Problem to work on: Look through the listing for the word "муниципальных". Copy each line that has it.

::: Given data :::

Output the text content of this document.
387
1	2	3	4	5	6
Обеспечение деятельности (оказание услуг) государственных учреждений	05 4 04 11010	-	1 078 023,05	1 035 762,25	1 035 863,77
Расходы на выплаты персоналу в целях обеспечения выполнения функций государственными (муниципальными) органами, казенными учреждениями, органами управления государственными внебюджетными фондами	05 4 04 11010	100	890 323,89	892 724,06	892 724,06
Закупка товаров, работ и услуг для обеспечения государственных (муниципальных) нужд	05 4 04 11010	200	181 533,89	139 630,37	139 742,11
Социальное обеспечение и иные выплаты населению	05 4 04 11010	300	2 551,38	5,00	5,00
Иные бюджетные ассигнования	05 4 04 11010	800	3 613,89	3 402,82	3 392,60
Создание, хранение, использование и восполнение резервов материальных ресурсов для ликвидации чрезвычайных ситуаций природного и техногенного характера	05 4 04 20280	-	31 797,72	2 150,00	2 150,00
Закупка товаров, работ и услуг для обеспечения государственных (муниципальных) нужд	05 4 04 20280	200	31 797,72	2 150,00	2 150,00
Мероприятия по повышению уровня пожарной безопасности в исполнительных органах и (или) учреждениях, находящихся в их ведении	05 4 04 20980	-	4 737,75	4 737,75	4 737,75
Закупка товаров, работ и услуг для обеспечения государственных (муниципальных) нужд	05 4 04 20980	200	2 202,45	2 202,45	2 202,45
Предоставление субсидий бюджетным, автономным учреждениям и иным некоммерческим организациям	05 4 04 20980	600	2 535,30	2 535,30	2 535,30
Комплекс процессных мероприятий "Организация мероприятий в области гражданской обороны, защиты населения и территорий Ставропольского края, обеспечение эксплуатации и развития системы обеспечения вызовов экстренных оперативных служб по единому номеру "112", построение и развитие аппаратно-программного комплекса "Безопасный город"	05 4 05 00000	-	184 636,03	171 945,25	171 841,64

:::

The completed task:
Закупка товаров, работ и услуг для обеспечения государственных (муниципальных) нужд	05 4 04 11010	200	181 533,89	139 630,37	139 742,11
Закупка товаров, работ и услуг для обеспечения государственных (муниципальных) нужд	05 4 04 20280	200	31 797,72	2 150,00	2 150,00
Закупка товаров, работ и услуг для обеспечения государственных (муниципальных) нужд	05 4 04 20980	200	2 202,45	2 202,45	2 202,45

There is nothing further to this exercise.